Collected data entries:
***

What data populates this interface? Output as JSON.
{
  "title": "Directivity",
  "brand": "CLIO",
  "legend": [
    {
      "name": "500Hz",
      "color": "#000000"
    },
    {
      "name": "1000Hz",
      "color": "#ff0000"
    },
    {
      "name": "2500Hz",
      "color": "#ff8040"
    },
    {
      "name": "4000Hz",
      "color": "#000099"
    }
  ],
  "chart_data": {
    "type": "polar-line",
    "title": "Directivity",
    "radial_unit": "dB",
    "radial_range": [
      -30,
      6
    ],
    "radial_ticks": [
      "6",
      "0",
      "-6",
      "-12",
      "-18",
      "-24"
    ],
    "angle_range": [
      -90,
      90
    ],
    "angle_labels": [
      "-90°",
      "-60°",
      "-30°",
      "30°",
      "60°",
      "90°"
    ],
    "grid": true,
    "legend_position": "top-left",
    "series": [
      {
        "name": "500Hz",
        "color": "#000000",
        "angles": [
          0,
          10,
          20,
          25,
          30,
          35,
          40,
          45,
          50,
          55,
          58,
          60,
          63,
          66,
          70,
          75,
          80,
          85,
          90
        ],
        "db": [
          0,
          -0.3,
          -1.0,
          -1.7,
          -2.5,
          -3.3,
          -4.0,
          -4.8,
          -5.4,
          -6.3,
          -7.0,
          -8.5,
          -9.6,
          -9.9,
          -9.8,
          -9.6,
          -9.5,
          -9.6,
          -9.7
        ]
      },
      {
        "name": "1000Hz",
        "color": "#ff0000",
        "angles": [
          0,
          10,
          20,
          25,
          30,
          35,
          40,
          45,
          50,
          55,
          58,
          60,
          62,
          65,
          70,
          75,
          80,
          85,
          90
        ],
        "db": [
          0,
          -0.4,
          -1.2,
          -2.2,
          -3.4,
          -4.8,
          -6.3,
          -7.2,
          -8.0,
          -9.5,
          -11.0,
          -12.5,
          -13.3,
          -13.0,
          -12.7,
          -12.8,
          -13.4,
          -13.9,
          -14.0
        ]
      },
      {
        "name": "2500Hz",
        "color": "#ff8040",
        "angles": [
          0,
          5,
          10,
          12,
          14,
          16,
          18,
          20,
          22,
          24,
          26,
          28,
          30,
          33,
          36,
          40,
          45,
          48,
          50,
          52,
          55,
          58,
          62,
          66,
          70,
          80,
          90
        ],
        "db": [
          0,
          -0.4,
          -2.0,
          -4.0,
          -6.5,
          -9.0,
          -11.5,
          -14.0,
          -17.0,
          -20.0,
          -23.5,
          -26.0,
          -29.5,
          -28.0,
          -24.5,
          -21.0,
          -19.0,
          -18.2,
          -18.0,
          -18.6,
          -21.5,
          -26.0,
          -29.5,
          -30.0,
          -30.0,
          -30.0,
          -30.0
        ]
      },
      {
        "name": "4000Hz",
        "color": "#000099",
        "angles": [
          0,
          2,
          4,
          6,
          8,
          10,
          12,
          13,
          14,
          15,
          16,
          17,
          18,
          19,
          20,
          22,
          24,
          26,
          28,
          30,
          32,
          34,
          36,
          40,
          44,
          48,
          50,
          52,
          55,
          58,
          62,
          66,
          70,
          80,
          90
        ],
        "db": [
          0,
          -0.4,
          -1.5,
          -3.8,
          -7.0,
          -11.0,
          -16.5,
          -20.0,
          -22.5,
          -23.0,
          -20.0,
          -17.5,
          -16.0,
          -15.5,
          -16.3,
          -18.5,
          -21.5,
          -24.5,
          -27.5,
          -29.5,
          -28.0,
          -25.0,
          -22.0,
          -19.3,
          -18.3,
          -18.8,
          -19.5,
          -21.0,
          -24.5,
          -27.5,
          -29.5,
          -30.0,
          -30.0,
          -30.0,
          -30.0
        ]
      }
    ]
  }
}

***

• _Directive_
Using the listing above, show every line that includes the string "color".

• _Written response_
      "color": "#000000"
      "color": "#ff0000"
      "color": "#ff8040"
      "color": "#000099"
        "color": "#000000",
        "color": "#ff0000",
        "color": "#ff8040",
        "color": "#000099",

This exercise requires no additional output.